EXERCISE.
Using the data beneath, show every line that includes the word "плёнок".

INFORMATION PROVIDED.
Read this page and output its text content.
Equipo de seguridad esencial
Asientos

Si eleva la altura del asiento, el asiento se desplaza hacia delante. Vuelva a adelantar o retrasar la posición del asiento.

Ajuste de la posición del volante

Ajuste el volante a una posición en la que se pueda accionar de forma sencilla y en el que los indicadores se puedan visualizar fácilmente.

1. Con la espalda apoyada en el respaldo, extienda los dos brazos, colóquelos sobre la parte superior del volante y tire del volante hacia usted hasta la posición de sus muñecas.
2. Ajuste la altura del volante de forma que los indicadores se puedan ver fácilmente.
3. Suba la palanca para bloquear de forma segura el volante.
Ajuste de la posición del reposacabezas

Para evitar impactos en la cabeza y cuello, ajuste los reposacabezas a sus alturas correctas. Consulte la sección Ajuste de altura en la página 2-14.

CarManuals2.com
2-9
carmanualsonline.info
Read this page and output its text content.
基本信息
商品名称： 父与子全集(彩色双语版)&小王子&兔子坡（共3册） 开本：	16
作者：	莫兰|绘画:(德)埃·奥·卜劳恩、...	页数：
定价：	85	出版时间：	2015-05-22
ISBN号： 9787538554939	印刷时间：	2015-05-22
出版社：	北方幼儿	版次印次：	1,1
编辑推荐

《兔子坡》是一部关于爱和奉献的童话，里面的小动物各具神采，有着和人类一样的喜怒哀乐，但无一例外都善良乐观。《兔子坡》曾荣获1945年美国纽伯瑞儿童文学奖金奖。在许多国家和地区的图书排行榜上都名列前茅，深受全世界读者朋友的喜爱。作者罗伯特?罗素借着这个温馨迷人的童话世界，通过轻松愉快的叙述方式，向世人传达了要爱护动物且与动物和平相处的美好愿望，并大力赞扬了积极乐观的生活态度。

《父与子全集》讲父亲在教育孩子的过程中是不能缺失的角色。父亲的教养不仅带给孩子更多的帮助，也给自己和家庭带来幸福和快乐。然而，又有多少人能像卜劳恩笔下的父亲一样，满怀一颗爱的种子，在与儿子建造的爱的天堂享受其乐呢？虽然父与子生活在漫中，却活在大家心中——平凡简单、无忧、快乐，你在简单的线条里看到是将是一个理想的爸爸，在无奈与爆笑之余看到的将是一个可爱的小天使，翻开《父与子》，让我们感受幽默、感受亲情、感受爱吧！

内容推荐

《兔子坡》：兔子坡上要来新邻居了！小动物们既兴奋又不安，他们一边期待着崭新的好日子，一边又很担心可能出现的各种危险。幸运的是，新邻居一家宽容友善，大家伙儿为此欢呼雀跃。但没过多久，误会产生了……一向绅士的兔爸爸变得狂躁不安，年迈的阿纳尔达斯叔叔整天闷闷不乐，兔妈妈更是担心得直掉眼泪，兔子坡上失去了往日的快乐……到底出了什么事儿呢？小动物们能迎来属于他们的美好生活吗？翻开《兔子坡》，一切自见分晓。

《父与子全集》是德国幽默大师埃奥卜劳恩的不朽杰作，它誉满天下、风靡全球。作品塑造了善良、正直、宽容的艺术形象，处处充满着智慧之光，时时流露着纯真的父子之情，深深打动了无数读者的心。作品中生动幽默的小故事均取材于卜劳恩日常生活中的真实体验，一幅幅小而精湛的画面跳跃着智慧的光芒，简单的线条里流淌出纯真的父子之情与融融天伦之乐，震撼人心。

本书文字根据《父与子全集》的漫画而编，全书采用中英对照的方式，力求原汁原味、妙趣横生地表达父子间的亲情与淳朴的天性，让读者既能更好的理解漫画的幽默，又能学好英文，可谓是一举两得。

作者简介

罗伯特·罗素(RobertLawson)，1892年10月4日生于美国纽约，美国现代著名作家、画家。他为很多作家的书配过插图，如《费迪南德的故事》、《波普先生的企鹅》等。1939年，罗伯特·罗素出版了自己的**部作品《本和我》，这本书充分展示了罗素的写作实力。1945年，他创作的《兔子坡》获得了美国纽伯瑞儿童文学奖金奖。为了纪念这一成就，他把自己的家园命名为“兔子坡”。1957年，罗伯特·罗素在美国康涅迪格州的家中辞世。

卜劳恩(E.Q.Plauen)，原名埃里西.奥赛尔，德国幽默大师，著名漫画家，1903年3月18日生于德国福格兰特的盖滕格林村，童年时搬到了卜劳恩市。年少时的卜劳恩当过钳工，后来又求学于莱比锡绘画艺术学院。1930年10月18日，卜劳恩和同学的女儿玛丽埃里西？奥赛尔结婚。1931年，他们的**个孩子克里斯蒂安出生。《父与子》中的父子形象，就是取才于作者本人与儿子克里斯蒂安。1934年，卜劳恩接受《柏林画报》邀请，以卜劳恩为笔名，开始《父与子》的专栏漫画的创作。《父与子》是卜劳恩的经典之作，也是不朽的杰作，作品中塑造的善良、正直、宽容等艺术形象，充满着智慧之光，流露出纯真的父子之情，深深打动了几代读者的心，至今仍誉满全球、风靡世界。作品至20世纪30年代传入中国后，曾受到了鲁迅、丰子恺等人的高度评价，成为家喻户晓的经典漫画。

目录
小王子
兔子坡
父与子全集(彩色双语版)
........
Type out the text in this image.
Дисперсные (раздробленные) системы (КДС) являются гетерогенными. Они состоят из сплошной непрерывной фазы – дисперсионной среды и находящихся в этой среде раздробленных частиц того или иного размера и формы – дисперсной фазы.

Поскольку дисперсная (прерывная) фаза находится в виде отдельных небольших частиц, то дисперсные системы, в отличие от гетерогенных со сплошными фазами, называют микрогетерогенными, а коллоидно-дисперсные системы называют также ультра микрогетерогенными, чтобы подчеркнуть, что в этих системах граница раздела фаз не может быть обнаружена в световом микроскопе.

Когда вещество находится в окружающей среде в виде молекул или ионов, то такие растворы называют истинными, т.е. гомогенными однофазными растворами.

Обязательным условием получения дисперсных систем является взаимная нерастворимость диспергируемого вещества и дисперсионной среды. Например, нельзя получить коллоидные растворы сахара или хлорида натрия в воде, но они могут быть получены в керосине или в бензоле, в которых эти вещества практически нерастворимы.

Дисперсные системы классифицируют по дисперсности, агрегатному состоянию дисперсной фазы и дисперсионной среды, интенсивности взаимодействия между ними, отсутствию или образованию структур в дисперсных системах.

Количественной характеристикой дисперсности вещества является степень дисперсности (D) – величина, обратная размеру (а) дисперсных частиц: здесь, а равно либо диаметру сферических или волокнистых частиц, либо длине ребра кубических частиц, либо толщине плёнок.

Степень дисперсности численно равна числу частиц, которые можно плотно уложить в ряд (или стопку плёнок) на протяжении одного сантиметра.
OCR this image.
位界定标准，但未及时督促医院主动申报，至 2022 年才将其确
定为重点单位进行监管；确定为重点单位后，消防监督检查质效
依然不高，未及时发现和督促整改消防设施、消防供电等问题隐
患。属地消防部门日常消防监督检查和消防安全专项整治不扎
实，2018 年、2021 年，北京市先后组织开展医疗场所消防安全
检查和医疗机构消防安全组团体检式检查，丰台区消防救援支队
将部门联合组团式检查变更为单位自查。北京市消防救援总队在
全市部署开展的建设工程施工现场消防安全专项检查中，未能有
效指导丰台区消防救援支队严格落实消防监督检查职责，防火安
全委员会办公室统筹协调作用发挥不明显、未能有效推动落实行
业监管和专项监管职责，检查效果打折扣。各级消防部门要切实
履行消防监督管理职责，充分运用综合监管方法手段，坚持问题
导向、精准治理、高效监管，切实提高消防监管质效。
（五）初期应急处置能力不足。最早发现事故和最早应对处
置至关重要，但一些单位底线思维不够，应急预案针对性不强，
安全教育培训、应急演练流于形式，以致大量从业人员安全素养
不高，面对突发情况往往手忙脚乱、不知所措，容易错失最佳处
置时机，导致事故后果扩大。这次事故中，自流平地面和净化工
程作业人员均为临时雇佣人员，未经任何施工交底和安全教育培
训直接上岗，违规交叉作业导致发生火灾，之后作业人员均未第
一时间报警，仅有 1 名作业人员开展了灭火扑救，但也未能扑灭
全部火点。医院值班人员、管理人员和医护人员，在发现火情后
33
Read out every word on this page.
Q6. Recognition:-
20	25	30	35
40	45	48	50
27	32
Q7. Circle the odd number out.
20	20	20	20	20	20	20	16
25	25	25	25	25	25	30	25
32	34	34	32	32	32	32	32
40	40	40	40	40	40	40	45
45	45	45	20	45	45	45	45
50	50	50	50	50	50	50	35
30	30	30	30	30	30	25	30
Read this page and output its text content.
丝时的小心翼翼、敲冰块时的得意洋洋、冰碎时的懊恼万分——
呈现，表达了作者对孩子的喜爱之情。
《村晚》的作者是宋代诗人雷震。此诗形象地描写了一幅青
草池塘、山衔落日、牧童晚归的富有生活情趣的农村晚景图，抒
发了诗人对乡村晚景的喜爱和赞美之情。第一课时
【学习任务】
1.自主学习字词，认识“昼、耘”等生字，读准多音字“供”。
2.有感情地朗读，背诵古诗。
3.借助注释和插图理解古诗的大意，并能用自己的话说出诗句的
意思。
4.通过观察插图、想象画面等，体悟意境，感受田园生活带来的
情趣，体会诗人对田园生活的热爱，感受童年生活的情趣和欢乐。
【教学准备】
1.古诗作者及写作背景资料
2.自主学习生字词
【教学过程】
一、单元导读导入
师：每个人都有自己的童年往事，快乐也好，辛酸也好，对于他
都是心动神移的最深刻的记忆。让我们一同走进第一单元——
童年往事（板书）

RESULT OF THIS EXERCISE.
Количественной характеристикой дисперсности вещества является степень дисперсности (D) – величина, обратная размеру (а) дисперсных частиц: здесь, а равно либо диаметру сферических или волокнистых частиц, либо длине ребра кубических частиц, либо толщине плёнок.
Степень дисперсности численно равна числу частиц, которые можно плотно уложить в ряд (или стопку плёнок) на протяжении одного сантиметра.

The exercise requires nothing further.